[Records]
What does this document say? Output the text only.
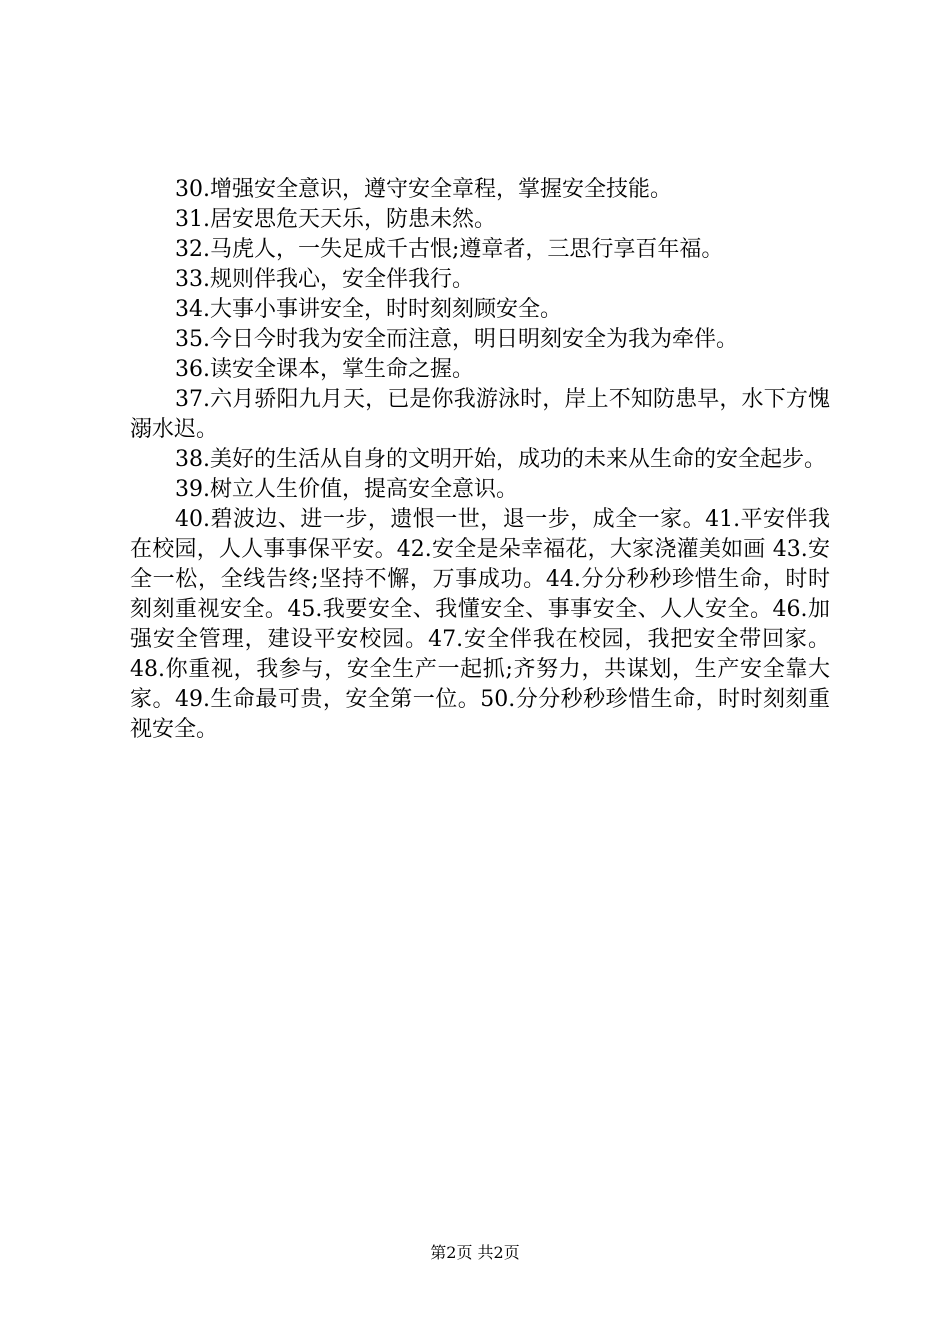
30.增强安全意识，遵守安全章程，掌握安全技能。

31.居安思危天天乐，防患未然。

32.马虎人，一失足成千古恨;遵章者，三思行享百年福。

33.规则伴我心，安全伴我行。

34.大事小事讲安全，时时刻刻顾安全。

35.今日今时我为安全而注意，明日明刻安全为我为牵伴。

36.读安全课本，掌生命之握。

37.六月骄阳九月天，已是你我游泳时，岸上不知防患早，水下方愧溺水迟。

38.美好的生活从自身的文明开始，成功的未来从生命的安全起步。

39.树立人生价值，提高安全意识。

40.碧波边、进一步，遗恨一世，退一步，成全一家。41.平安伴我在校园，人人事事保平安。42.安全是朵幸福花，大家浇灌美如画 43.安全一松，全线告终;坚持不懈，万事成功。44.分分秒秒珍惜生命，时时刻刻重视安全。45.我要安全、我懂安全、事事安全、人人安全。46.加强安全管理，建设平安校园。47.安全伴我在校园，我把安全带回家。48.你重视，我参与，安全生产一起抓;齐努力，共谋划，生产安全靠大家。49.生命最可贵，安全第一位。50.分分秒秒珍惜生命，时时刻刻重视安全。

第2页 共2页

_TASK DESCRIPTION_. Output the material word for word, omitting its pictures.

_ANSWER_.
What does this document say? Output the text only.
30.增强安全意识，遵守安全章程，掌握安全技能。

31.居安思危天天乐，防患未然。

32.马虎人，一失足成千古恨;遵章者，三思行享百年福。

33.规则伴我心，安全伴我行。

34.大事小事讲安全，时时刻刻顾安全。

35.今日今时我为安全而注意，明日明刻安全为我为牵伴。

36.读安全课本，掌生命之握。

37.六月骄阳九月天，已是你我游泳时，岸上不知防患早，水下方愧溺水迟。

38.美好的生活从自身的文明开始，成功的未来从生命的安全起步。

39.树立人生价值，提高安全意识。

40.碧波边、进一步，遗恨一世，退一步，成全一家。41.平安伴我在校园，人人事事保平安。42.安全是朵幸福花，大家浇灌美如画 43.安全一松，全线告终;坚持不懈，万事成功。44.分分秒秒珍惜生命，时时刻刻重视安全。45.我要安全、我懂安全、事事安全、人人安全。46.加强安全管理，建设平安校园。47.安全伴我在校园，我把安全带回家。48.你重视，我参与，安全生产一起抓;齐努力，共谋划，生产安全靠大家。49.生命最可贵，安全第一位。50.分分秒秒珍惜生命，时时刻刻重视安全。

第2页 共2页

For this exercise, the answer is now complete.